-- Data supplied --
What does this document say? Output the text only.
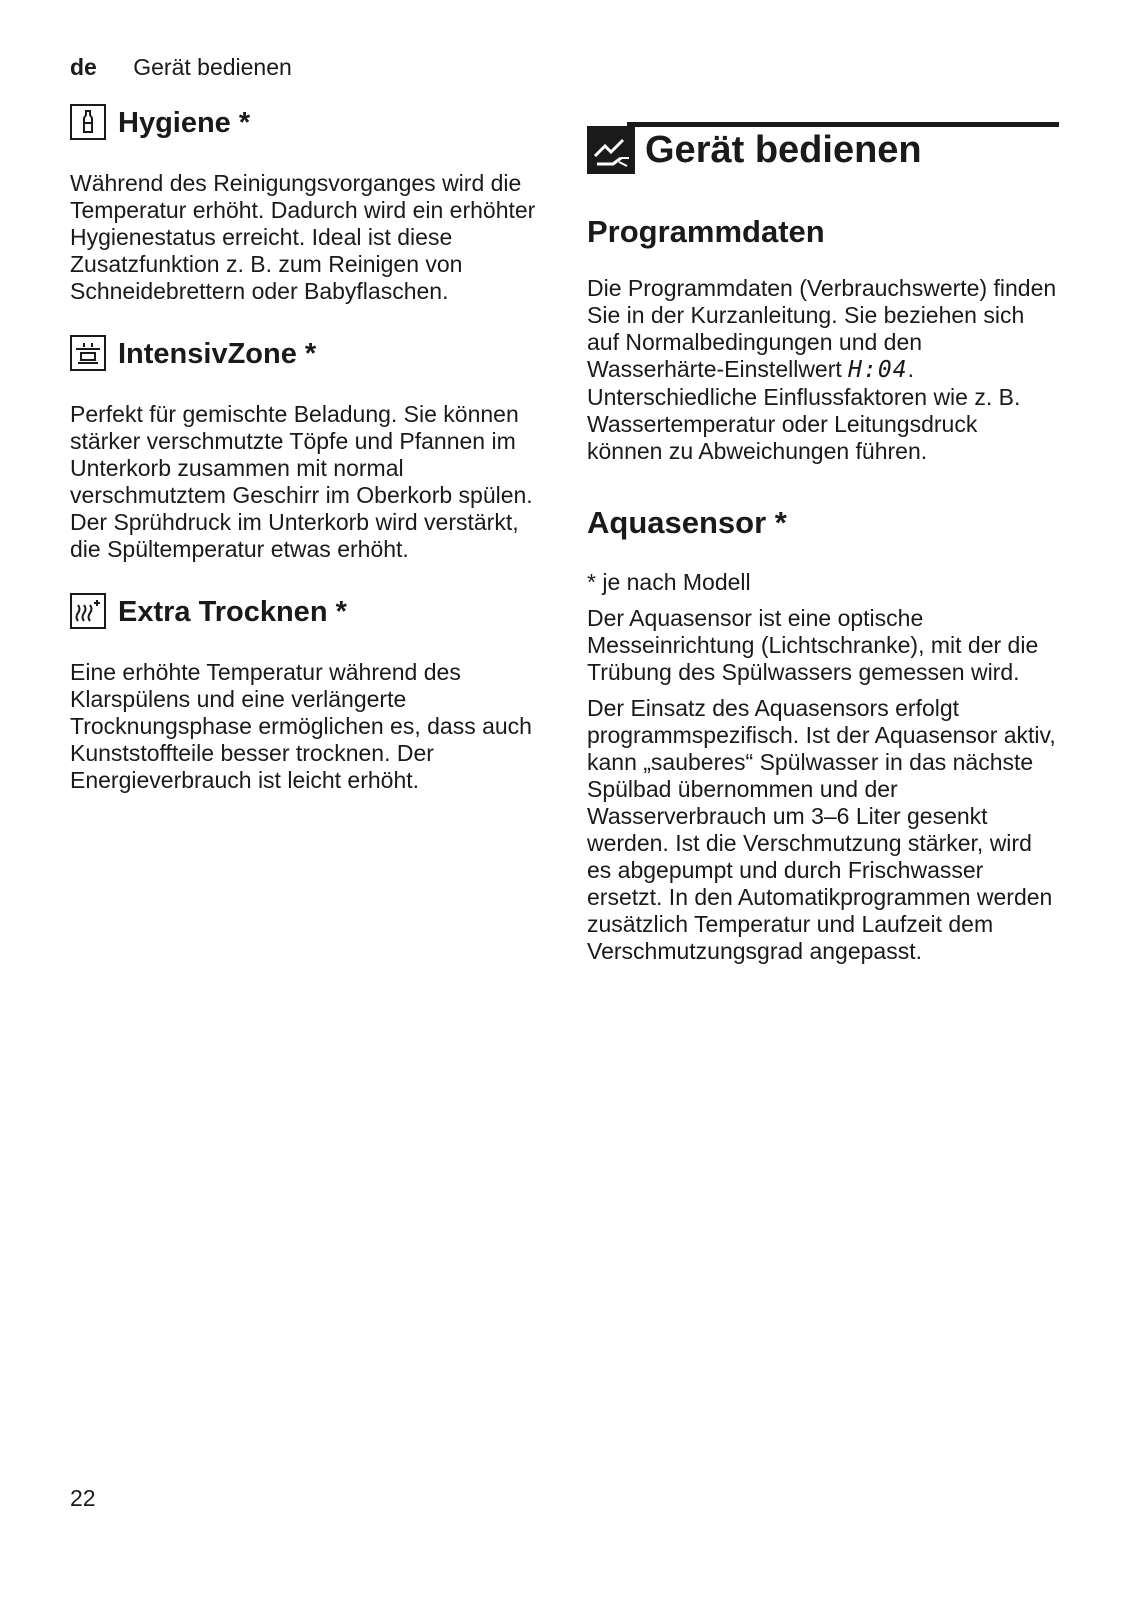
de Gerät bedienen
Hygiene *

Während des Reinigungsvorganges wird die Temperatur erhöht. Dadurch wird ein erhöhter Hygienestatus erreicht. Ideal ist diese Zusatzfunktion z. B. zum Reinigen von Schneidebrettern oder Babyflaschen.

IntensivZone *

Perfekt für gemischte Beladung. Sie können stärker verschmutzte Töpfe und Pfannen im Unterkorb zusammen mit normal verschmutztem Geschirr im Oberkorb spülen. Der Sprühdruck im Unterkorb wird verstärkt, die Spültemperatur etwas erhöht.

Extra Trocknen *

Eine erhöhte Temperatur während des Klarspülens und eine verlängerte Trocknungsphase ermöglichen es, dass auch Kunststoffteile besser trocknen. Der Energieverbrauch ist leicht erhöht.

Gerät bedienen
Programmdaten

Die Programmdaten (Verbrauchswerte) finden Sie in der Kurzanleitung. Sie beziehen sich auf Normalbedingungen und den Wasserhärte-Einstellwert H:04. Unterschiedliche Einflussfaktoren wie z. B. Wassertemperatur oder Leitungsdruck können zu Abweichungen führen.

Aquasensor *

* je nach Modell

Der Aquasensor ist eine optische Messeinrichtung (Lichtschranke), mit der die Trübung des Spülwassers gemessen wird.

Der Einsatz des Aquasensors erfolgt programmspezifisch. Ist der Aquasensor aktiv, kann „sauberes“ Spülwasser in das nächste Spülbad übernommen und der Wasserverbrauch um 3–6 Liter gesenkt werden. Ist die Verschmutzung stärker, wird es abgepumpt und durch Frischwasser ersetzt. In den Automatikprogrammen werden zusätzlich Temperatur und Laufzeit dem Verschmutzungsgrad angepasst.

22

-- Exercise task --
Copy, from the material above, each line in which the string "oder" occurs.

-- Reply to the exercise --
Während des Reinigungsvorganges wird die Temperatur erhöht. Dadurch wird ein erhöhter Hygienestatus erreicht. Ideal ist diese Zusatzfunktion z. B. zum Reinigen von Schneidebrettern oder Babyflaschen.
Die Programmdaten (Verbrauchswerte) finden Sie in der Kurzanleitung. Sie beziehen sich auf Normalbedingungen und den Wasserhärte-Einstellwert H:04. Unterschiedliche Einflussfaktoren wie z. B. Wassertemperatur oder Leitungsdruck können zu Abweichungen führen.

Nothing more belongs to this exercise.